> [Stated goal] Word for word, give the material below again, minus any images.

> [Data section]

┏━━

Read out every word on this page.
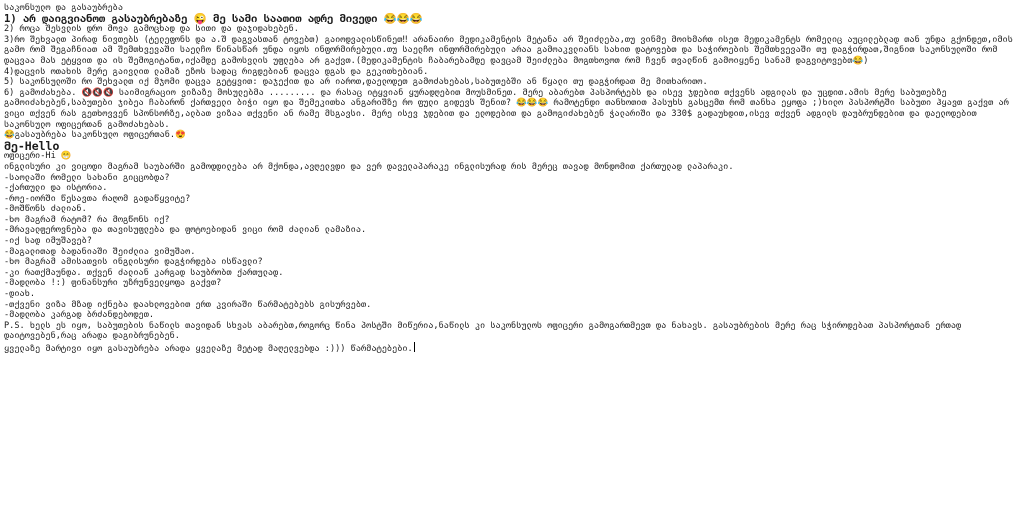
საკონსულო და გასაუბრება
1) არ დაიგვიანოთ გასაუბრებაზე 😜 მე სამი საათით ადრე მივედი 😂😂😂
2) როცა შესვლის დრო მოვა გამოცხად და სითი და დაჯიდახებენ.
3)რო შეხვალთ პირად ნივთებს (ტელეფონს და ა.შ დაგვასთან ტოვებთ) გაიოდვალისწინეთ‼ არანაირი მედიკამენტის მეტანა არ შეიძლება,თუ ვინმე მოიხმართ ისეთ მედიკამენტს რომელიც აუცილებლად თან უნდა გქონდეთ,იმის გამო რომ შეგაჩნიათ ამ შემთხვევაში საელჩო წინასწარ უნდა იყოს ინფორმირებული.თუ საელჩო ინფორმირებული არაა გამოაკვლიანს სახით დატოვებთ და საჭიროების შემთხვევაში თუ დაგჭირდათ,შიგნით საკონსულოში რომ დაცვაა მას ეტყვით და ის შემოგიტანთ,იქამდე გამოსვლის უფლება არ გაქვთ.(მედიკამენტის ჩაბარებამდე დავცამ შეიძლება მოგთხოვოთ რომ ჩვენ თვალწინ გამოიყენე სანამ დაგვიტოვებთ😂)
4)დაცვის ოთახის მერე გაივლით ლამაზ ეზოს სადაც რიგდებიან დაცვა დგას და გეკითხებიან.
5) საკონსულოში რო შეხვალთ იქ მჯომი დაცვა გეტყვით: დაჯექით და არ იაროთ,დაელოდეთ გამოძახებას,საბუთებში ან წყალი თუ დაგჭირდათ მე მითხარითო.
6) გამოძახება. 🔇🔇🔇 საიმიგრაციო ვიზაზე მოსულებმა ......... და რასაც იტყვიან ყურადღებით მოუსმინეთ. მერე აბარებთ პასპორტებს და ისევ ჯდებით თქვენს ადგილას და უცდით.ამის მერე საბუთებზე გამოიძახებენ,საბუთები ჯიბეა ჩაბარონ ქართველი ბიჭი იყო და შემეკითხა ანგარიშზე რო ფული გიდევს შენით? 😂😂😂 რამოტენდი თანხოთით პასუხს გასცემთ რომ თანხა ეყოფა ;)ხილო პასპორტში საბუთი ჰყავთ გაქვთ არ ვიცი თქვენ რას გეთხოვვენ სპონსორზე,ალბათ ვიზაა თქვენი ან რამე მსგავსი. მერე ისევ ჯდებით და ელოდებით და გამოგიძახებენ ჭალარიში და 330$ გადაუხდით,ისევ თქვენ ადგილს დაუბრუნდებით და დაელოდებით საკონსულო ოფიცერთან გამოძახებას.
😂გასაუბრება საკონსულო ოფიცერთან.😍
მე-Hello
ოფიცერი-Hi 😁
ინგლისური კი ვიცოდი მაგრამ საუბარში გამოდდილება არ მქონდა,ავღელვდი და ვერ დაველაპარაკე ინგლისურად რის მერეც თავად მონდომით ქართულად ლაპარაკი.
-საოლაში რომელი სახანი გიცცობდა?
-ქართული და ისტორია.
-როე-იორში წესავთა რაღომ გადაწყვიტე?
-მოშწონს ძალიან.
-ხო მაგრამ რატომ? რა მოგწონს იქ?
-მრავალფეროვნება და თავისუფლება და ფოტოებიდან ვიცი რომ ძალიან ლამაზია.
-იქ სად იმუშავებ?
-მაგალითად ბადანიაში შეიძლია ვიმუშაო.
-ხო მაგრამ ამისათვის ინგლისური დაგჭირდება ისწავლი?
-კი რათქმაუნდა. თქვენ ძალიან კარგად საუბრობთ ქართულად.
-მადლობა !:) ფინანსური უზრუნველყოფა გაქვთ?
-დიახ.
-თქვენი ვიზა მზად იქნება დაახლოვებით ერთ კვირაში წარმატებებს გისურვებთ.
-მადლობა კარგად ბრძანდებოდეთ.
P.S. ხელს ეს იყო, საბუთების ნაწილს თავიდან სხვას აბარებთ,როგორც წინა პოსტში მიწერია,ნაწილს კი საკონსულოს ოფიცერი გამოგართმევთ და ნახავს. გასაუბრების მერე რაც სჭიროდებათ პასპორტთან ერთად დაიტოვებენ,რაც არადა დაგიბრუნებენ.
ყველაზე მარტივი იყო გასაუბრება არადა ყველაზე მეტად მაღელვებდა :))) წარმატებები.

┗━━

> [Written answer]
Read out every word on this page.
საკონსულო და გასაუბრება
1) არ დაიგვიანოთ გასაუბრებაზე 😜 მე სამი საათით ადრე მივედი 😂😂😂
2) როცა შესვლის დრო მოვა გამოცხად და სითი და დაჯიდახებენ.
3)რო შეხვალთ პირად ნივთებს (ტელეფონს და ა.შ დაგვასთან ტოვებთ) გაიოდვალისწინეთ‼ არანაირი მედიკამენტის მეტანა არ შეიძლება,თუ ვინმე მოიხმართ ისეთ მედიკამენტს რომელიც აუცილებლად თან უნდა გქონდეთ,იმის გამო რომ შეგაჩნიათ ამ შემთხვევაში საელჩო წინასწარ უნდა იყოს ინფორმირებული.თუ საელჩო ინფორმირებული არაა გამოაკვლიანს სახით დატოვებთ და საჭიროების შემთხვევაში თუ დაგჭირდათ,შიგნით საკონსულოში რომ დაცვაა მას ეტყვით და ის შემოგიტანთ,იქამდე გამოსვლის უფლება არ გაქვთ.(მედიკამენტის ჩაბარებამდე დავცამ შეიძლება მოგთხოვოთ რომ ჩვენ თვალწინ გამოიყენე სანამ დაგვიტოვებთ😂)
4)დაცვის ოთახის მერე გაივლით ლამაზ ეზოს სადაც რიგდებიან დაცვა დგას და გეკითხებიან.
5) საკონსულოში რო შეხვალთ იქ მჯომი დაცვა გეტყვით: დაჯექით და არ იაროთ,დაელოდეთ გამოძახებას,საბუთებში ან წყალი თუ დაგჭირდათ მე მითხარითო.
6) გამოძახება. 🔇🔇🔇 საიმიგრაციო ვიზაზე მოსულებმა ......... და რასაც იტყვიან ყურადღებით მოუსმინეთ. მერე აბარებთ პასპორტებს და ისევ ჯდებით თქვენს ადგილას და უცდით.ამის მერე საბუთებზე გამოიძახებენ,საბუთები ჯიბეა ჩაბარონ ქართველი ბიჭი იყო და შემეკითხა ანგარიშზე რო ფული გიდევს შენით? 😂😂😂 რამოტენდი თანხოთით პასუხს გასცემთ რომ თანხა ეყოფა ;)ხილო პასპორტში საბუთი ჰყავთ გაქვთ არ ვიცი თქვენ რას გეთხოვვენ სპონსორზე,ალბათ ვიზაა თქვენი ან რამე მსგავსი. მერე ისევ ჯდებით და ელოდებით და გამოგიძახებენ ჭალარიში და 330$ გადაუხდით,ისევ თქვენ ადგილს დაუბრუნდებით და დაელოდებით საკონსულო ოფიცერთან გამოძახებას.
😂გასაუბრება საკონსულო ოფიცერთან.😍
მე-Hello
ოფიცერი-Hi 😁
ინგლისური კი ვიცოდი მაგრამ საუბარში გამოდდილება არ მქონდა,ავღელვდი და ვერ დაველაპარაკე ინგლისურად რის მერეც თავად მონდომით ქართულად ლაპარაკი.
-საოლაში რომელი სახანი გიცცობდა?
-ქართული და ისტორია.
-როე-იორში წესავთა რაღომ გადაწყვიტე?
-მოშწონს ძალიან.
-ხო მაგრამ რატომ? რა მოგწონს იქ?
-მრავალფეროვნება და თავისუფლება და ფოტოებიდან ვიცი რომ ძალიან ლამაზია.
-იქ სად იმუშავებ?
-მაგალითად ბადანიაში შეიძლია ვიმუშაო.
-ხო მაგრამ ამისათვის ინგლისური დაგჭირდება ისწავლი?
-კი რათქმაუნდა. თქვენ ძალიან კარგად საუბრობთ ქართულად.
-მადლობა !:) ფინანსური უზრუნველყოფა გაქვთ?
-დიახ.
-თქვენი ვიზა მზად იქნება დაახლოვებით ერთ კვირაში წარმატებებს გისურვებთ.
-მადლობა კარგად ბრძანდებოდეთ.
P.S. ხელს ეს იყო, საბუთების ნაწილს თავიდან სხვას აბარებთ,როგორც წინა პოსტში მიწერია,ნაწილს კი საკონსულოს ოფიცერი გამოგართმევთ და ნახავს. გასაუბრების მერე რაც სჭიროდებათ პასპორტთან ერთად დაიტოვებენ,რაც არადა დაგიბრუნებენ.
ყველაზე მარტივი იყო გასაუბრება არადა ყველაზე მეტად მაღელვებდა :))) წარმატებები.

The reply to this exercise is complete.